▶ Entries provided
┄┄┄┄┄┄┄┄┄┄

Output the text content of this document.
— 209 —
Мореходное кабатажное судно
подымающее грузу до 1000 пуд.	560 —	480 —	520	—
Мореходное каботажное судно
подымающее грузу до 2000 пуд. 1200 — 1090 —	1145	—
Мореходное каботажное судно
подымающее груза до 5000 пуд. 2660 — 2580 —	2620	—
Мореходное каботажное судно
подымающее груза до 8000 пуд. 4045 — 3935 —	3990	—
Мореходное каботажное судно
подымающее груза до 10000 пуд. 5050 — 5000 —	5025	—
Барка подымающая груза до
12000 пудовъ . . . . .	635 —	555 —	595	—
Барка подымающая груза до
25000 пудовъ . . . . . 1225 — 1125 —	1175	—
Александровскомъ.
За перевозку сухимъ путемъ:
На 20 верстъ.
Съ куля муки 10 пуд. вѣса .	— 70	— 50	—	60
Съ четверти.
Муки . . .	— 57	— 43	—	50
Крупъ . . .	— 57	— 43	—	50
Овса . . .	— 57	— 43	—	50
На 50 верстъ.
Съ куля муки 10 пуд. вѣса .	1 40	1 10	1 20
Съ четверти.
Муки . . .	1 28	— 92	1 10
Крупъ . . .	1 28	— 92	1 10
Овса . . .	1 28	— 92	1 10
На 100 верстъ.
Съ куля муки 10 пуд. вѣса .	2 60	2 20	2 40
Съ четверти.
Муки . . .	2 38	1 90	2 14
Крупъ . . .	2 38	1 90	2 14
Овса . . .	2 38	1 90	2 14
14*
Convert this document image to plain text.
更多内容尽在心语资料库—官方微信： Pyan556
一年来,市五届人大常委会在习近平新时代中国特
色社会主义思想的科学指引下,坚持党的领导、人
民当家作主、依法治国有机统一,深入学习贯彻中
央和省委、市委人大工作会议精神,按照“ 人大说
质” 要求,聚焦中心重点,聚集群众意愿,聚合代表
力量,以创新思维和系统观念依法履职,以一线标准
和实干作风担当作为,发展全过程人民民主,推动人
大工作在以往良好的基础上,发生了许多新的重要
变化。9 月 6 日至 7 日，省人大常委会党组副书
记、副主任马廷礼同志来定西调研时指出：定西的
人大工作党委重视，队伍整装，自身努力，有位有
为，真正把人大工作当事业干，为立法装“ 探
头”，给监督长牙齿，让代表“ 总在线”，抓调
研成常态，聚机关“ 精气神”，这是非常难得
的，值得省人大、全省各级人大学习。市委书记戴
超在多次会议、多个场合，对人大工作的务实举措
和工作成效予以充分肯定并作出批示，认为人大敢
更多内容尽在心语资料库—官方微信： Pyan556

┄┄┄┄┄┄┄┄┄┄

Copy the entries above exactly, leaving none out.

Output the text content of this document.
— 209 —
Мореходное кабатажное судно
подымающее грузу до 1000 пуд.	560 —	480 —	520	—
Мореходное каботажное судно
подымающее грузу до 2000 пуд. 1200 — 1090 —	1145	—
Мореходное каботажное судно
подымающее груза до 5000 пуд. 2660 — 2580 —	2620	—
Мореходное каботажное судно
подымающее груза до 8000 пуд. 4045 — 3935 —	3990	—
Мореходное каботажное судно
подымающее груза до 10000 пуд. 5050 — 5000 —	5025	—
Барка подымающая груза до
12000 пудовъ . . . . .	635 —	555 —	595	—
Барка подымающая груза до
25000 пудовъ . . . . . 1225 — 1125 —	1175	—
Александровскомъ.
За перевозку сухимъ путемъ:
На 20 верстъ.
Съ куля муки 10 пуд. вѣса .	— 70	— 50	—	60
Съ четверти.
Муки . . .	— 57	— 43	—	50
Крупъ . . .	— 57	— 43	—	50
Овса . . .	— 57	— 43	—	50
На 50 верстъ.
Съ куля муки 10 пуд. вѣса .	1 40	1 10	1 20
Съ четверти.
Муки . . .	1 28	— 92	1 10
Крупъ . . .	1 28	— 92	1 10
Овса . . .	1 28	— 92	1 10
На 100 верстъ.
Съ куля муки 10 пуд. вѣса .	2 60	2 20	2 40
Съ четверти.
Муки . . .	2 38	1 90	2 14
Крупъ . . .	2 38	1 90	2 14
Овса . . .	2 38	1 90	2 14
14*
Convert this document image to plain text.
更多内容尽在心语资料库—官方微信： Pyan556
一年来,市五届人大常委会在习近平新时代中国特
色社会主义思想的科学指引下,坚持党的领导、人
民当家作主、依法治国有机统一,深入学习贯彻中
央和省委、市委人大工作会议精神,按照“ 人大说
质” 要求,聚焦中心重点,聚集群众意愿,聚合代表
力量,以创新思维和系统观念依法履职,以一线标准
和实干作风担当作为,发展全过程人民民主,推动人
大工作在以往良好的基础上,发生了许多新的重要
变化。9 月 6 日至 7 日，省人大常委会党组副书
记、副主任马廷礼同志来定西调研时指出：定西的
人大工作党委重视，队伍整装，自身努力，有位有
为，真正把人大工作当事业干，为立法装“ 探
头”，给监督长牙齿，让代表“ 总在线”，抓调
研成常态，聚机关“ 精气神”，这是非常难得
的，值得省人大、全省各级人大学习。市委书记戴
超在多次会议、多个场合，对人大工作的务实举措
和工作成效予以充分肯定并作出批示，认为人大敢
更多内容尽在心语资料库—官方微信： Pyan556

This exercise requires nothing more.